Rewrite the entries below, from the first one through the line that contains "pairing text columns: Shellfish;", inclusive, with every "captions" changed to "subtitles" and nothing else altered.

(Rows from a dataset)
----
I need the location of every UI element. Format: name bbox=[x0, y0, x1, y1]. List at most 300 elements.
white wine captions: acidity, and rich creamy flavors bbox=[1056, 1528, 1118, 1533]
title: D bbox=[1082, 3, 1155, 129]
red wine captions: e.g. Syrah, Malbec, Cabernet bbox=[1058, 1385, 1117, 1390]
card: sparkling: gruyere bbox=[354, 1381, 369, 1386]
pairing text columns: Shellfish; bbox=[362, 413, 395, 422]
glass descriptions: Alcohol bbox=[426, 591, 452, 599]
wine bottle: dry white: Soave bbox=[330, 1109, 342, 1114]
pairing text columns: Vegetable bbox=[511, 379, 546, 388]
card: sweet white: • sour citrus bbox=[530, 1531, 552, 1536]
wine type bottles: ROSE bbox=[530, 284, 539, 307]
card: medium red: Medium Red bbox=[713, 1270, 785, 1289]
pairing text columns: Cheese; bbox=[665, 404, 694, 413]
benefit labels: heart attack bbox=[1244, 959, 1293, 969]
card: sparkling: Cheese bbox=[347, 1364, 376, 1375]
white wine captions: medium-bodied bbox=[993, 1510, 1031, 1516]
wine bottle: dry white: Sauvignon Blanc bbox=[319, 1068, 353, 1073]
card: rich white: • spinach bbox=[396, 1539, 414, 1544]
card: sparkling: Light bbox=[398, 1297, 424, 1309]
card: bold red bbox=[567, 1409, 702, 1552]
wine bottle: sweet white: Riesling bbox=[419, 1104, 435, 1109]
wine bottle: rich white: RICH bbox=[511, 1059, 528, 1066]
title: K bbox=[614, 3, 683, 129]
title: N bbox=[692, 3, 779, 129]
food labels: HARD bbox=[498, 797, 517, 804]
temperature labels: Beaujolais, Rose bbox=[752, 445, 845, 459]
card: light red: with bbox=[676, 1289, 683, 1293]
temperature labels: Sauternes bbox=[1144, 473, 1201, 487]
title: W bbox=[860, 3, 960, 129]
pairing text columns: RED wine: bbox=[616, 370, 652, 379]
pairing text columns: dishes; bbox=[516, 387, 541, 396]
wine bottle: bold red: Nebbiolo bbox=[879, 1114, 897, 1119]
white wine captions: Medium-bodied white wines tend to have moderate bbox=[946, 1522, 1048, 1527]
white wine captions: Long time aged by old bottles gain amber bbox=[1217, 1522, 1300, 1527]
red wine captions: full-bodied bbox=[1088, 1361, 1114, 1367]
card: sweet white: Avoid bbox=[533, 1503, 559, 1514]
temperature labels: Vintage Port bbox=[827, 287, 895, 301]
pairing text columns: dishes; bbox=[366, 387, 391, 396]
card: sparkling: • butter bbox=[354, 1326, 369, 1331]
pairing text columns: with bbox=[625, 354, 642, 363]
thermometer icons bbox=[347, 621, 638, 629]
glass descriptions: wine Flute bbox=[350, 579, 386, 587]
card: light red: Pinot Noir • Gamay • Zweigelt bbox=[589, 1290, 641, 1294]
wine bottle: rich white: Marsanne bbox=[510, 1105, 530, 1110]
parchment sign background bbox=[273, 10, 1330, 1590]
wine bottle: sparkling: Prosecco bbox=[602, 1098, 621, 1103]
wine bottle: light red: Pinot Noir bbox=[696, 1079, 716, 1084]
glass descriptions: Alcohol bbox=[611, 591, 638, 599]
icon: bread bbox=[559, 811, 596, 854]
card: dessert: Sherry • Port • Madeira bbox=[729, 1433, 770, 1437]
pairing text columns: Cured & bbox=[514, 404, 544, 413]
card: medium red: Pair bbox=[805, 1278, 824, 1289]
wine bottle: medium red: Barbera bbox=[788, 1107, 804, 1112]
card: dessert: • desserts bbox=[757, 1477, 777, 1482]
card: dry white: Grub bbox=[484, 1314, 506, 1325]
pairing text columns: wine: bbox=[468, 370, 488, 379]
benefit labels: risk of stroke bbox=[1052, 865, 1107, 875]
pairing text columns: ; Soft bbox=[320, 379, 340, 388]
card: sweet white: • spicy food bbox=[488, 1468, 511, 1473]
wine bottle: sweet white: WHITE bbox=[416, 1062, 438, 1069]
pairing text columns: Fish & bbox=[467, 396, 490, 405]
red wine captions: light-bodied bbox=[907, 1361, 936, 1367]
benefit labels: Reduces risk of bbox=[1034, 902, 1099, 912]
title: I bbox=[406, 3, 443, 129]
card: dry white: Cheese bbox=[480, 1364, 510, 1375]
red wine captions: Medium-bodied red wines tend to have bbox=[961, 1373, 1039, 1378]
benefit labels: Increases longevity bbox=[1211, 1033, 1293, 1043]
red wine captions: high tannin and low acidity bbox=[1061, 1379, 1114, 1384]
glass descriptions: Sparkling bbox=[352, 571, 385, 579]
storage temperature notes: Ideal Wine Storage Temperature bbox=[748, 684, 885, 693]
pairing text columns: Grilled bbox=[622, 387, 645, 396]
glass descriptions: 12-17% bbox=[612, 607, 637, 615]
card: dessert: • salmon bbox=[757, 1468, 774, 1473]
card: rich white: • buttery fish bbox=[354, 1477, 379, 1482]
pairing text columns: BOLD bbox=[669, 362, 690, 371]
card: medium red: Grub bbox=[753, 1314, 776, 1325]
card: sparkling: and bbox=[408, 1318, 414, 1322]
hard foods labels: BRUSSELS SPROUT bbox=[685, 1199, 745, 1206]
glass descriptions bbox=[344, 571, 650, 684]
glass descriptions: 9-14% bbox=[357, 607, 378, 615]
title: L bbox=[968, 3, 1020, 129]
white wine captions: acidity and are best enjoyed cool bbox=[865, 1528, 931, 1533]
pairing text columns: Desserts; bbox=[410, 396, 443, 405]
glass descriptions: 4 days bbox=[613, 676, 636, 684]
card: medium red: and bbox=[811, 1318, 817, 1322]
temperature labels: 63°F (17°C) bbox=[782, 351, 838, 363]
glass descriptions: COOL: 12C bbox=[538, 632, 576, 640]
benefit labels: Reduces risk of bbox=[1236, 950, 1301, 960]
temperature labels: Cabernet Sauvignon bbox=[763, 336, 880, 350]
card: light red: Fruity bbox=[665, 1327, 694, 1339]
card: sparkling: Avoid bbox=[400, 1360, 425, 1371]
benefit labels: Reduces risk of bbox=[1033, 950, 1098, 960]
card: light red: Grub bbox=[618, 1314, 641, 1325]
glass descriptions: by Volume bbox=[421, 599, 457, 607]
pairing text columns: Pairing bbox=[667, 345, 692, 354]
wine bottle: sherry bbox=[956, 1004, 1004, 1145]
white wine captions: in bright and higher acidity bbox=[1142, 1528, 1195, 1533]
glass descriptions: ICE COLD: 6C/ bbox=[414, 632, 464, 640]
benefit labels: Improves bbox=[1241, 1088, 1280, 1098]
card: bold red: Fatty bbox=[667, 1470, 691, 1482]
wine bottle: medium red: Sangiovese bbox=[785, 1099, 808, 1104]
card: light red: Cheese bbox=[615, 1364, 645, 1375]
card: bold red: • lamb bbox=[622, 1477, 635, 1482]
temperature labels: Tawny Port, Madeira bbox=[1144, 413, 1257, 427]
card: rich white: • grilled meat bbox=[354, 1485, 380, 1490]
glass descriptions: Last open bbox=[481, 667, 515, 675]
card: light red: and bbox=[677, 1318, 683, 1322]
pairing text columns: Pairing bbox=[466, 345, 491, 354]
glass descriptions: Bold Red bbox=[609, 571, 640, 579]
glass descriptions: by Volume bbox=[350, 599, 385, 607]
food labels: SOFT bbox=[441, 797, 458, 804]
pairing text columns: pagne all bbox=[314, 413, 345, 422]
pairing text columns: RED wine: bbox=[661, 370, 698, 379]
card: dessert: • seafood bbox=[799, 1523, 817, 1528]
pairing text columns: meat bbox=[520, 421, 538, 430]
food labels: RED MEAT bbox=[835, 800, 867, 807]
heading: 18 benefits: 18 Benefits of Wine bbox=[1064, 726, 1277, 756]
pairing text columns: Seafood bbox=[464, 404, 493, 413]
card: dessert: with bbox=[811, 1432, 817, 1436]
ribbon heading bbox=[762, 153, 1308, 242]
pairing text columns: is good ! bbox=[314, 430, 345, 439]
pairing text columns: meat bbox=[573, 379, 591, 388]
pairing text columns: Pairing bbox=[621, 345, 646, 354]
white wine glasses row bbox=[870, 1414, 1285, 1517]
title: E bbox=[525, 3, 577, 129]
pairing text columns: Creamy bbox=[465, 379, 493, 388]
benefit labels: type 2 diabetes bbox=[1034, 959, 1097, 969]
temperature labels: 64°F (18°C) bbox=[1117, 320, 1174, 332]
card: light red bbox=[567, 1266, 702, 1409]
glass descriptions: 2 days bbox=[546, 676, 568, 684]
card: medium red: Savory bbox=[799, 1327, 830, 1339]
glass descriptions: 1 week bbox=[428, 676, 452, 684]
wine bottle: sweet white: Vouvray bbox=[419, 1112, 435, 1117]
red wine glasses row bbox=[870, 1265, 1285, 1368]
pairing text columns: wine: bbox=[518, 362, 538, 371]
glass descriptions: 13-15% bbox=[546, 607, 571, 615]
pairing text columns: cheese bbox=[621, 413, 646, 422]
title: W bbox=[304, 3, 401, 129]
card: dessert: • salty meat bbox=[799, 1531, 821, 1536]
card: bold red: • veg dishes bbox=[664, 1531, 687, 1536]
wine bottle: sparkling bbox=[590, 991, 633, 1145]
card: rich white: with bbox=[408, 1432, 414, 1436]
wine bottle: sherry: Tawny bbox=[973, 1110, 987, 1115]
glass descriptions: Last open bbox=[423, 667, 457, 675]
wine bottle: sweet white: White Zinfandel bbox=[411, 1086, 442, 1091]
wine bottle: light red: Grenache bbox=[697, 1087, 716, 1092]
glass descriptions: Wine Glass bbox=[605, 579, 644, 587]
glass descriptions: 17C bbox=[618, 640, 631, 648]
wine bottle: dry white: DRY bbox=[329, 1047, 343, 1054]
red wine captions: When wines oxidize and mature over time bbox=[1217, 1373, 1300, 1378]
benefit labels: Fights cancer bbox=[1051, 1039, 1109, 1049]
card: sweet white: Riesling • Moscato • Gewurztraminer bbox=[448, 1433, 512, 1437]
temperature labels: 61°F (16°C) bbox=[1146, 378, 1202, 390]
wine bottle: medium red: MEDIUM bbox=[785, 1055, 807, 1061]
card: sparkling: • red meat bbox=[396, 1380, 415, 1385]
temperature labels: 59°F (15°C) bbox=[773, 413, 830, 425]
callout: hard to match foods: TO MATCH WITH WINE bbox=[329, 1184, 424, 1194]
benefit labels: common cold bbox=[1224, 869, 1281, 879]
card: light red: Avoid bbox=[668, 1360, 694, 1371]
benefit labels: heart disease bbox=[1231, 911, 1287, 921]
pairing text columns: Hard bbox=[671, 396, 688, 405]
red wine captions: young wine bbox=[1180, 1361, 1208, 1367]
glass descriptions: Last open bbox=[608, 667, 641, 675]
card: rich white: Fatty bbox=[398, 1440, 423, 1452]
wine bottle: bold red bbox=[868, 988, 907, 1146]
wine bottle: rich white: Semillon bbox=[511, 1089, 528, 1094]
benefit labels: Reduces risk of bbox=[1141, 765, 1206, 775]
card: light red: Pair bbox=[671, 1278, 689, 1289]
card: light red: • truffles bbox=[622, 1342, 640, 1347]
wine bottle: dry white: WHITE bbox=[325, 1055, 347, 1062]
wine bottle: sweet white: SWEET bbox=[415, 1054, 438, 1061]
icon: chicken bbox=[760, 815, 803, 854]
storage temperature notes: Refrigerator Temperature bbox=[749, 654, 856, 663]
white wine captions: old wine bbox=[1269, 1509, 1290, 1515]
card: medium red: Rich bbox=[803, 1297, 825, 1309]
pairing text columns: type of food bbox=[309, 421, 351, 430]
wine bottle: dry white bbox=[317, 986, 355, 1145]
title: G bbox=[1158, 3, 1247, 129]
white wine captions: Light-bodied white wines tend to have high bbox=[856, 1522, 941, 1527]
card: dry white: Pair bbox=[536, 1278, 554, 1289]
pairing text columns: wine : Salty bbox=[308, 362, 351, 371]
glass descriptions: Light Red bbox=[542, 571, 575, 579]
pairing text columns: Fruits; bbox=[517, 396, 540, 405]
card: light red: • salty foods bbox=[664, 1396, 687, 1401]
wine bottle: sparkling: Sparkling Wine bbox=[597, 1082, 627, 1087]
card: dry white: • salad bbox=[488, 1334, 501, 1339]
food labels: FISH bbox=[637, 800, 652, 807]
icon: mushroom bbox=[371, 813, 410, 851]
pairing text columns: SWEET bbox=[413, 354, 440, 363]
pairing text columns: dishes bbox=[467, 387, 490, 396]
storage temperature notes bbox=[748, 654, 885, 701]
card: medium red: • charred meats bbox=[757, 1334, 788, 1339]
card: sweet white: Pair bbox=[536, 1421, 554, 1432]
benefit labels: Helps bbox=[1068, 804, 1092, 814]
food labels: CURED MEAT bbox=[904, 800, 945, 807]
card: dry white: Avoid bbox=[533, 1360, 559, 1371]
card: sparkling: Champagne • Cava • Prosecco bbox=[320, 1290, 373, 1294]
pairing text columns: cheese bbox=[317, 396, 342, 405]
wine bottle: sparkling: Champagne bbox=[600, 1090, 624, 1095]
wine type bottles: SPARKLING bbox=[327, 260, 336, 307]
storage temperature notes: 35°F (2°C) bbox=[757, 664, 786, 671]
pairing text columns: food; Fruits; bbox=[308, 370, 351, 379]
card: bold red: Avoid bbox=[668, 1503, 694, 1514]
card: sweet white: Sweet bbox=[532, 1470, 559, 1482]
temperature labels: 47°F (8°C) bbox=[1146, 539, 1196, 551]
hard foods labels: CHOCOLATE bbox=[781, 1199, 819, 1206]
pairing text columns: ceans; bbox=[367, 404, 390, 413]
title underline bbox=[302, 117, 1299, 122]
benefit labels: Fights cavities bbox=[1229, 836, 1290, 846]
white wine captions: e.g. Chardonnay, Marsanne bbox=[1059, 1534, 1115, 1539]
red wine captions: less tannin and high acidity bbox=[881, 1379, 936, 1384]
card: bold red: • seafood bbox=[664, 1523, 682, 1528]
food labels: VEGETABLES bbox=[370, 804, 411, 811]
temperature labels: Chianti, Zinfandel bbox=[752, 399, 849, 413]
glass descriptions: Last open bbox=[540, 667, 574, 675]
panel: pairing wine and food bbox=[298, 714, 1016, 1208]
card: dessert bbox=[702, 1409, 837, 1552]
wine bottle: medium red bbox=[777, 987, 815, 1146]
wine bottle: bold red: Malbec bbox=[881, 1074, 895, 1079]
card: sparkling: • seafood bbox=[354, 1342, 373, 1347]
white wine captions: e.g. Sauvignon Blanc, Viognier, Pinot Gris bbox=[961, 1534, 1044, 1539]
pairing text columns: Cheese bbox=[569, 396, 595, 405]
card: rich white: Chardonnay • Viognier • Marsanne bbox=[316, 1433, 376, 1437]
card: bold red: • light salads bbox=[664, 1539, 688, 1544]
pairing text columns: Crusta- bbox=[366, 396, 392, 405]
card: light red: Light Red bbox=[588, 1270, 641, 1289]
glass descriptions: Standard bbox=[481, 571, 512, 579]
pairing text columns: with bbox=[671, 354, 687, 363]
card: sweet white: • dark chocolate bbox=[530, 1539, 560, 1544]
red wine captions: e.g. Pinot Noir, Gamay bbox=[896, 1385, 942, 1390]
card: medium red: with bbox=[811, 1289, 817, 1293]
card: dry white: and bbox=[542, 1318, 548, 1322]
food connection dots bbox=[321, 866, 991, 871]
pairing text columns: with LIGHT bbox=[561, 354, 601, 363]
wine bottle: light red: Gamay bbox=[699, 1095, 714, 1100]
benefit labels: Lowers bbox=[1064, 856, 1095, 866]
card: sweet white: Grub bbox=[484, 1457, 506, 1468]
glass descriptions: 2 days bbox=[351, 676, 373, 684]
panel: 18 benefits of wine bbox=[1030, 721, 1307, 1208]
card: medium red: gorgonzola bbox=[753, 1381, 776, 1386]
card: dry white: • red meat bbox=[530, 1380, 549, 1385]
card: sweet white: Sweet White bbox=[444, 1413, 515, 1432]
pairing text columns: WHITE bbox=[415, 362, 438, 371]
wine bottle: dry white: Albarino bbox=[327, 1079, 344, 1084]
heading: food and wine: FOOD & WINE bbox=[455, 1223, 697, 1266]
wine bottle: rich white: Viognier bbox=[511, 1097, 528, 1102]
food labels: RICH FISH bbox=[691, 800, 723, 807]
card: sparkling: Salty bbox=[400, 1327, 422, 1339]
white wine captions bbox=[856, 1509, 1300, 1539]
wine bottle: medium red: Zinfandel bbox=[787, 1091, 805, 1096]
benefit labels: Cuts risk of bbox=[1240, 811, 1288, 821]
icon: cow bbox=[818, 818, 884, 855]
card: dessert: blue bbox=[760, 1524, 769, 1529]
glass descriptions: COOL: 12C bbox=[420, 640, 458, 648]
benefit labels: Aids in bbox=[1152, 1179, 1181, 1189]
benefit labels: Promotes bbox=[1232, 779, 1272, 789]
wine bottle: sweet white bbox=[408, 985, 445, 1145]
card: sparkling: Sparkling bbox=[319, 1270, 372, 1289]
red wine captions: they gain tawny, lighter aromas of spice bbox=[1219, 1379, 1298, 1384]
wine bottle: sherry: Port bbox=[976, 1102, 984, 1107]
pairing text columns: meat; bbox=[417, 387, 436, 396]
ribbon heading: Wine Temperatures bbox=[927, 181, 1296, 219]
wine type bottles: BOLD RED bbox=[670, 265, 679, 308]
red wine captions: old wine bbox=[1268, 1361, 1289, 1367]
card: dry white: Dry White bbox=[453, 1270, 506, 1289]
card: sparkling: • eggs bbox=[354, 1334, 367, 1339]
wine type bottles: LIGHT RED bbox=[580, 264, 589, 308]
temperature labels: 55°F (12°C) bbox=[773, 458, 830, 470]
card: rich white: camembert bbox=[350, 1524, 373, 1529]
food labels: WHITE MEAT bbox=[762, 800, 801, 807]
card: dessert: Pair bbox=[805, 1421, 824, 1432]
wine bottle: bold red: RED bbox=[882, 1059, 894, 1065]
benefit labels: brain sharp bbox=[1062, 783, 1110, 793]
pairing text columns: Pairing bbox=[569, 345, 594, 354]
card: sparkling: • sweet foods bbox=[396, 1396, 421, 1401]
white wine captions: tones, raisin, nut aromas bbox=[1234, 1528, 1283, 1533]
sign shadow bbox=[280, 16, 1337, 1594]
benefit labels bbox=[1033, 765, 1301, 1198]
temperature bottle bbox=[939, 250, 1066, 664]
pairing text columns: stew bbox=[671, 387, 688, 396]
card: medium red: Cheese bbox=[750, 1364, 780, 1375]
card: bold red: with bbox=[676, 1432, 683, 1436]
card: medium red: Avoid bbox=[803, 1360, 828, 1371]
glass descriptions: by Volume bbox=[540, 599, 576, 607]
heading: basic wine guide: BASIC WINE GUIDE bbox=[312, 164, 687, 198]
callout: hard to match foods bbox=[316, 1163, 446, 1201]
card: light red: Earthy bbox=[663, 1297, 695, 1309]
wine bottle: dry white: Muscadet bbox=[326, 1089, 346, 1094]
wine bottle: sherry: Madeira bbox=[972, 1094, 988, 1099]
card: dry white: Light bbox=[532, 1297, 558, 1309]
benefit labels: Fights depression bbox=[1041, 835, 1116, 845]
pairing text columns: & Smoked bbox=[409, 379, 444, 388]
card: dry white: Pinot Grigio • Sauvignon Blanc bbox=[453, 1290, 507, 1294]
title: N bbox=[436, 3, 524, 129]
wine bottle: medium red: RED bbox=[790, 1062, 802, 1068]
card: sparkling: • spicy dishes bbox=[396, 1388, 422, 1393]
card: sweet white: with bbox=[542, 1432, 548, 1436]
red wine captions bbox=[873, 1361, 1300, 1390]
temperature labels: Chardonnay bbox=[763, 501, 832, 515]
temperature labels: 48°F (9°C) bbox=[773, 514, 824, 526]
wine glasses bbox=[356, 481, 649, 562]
----
Task answer
I need the location of every UI element. Format: name bbox=[x0, y0, x1, y1]. List at most 300 elements.
white wine subtitles: acidity, and rich creamy flavors bbox=[1056, 1528, 1118, 1533]
title: D bbox=[1082, 3, 1155, 129]
red wine subtitles: e.g. Syrah, Malbec, Cabernet bbox=[1058, 1385, 1117, 1390]
card: sparkling: gruyere bbox=[354, 1381, 369, 1386]
pairing text columns: Shellfish; bbox=[362, 413, 395, 422]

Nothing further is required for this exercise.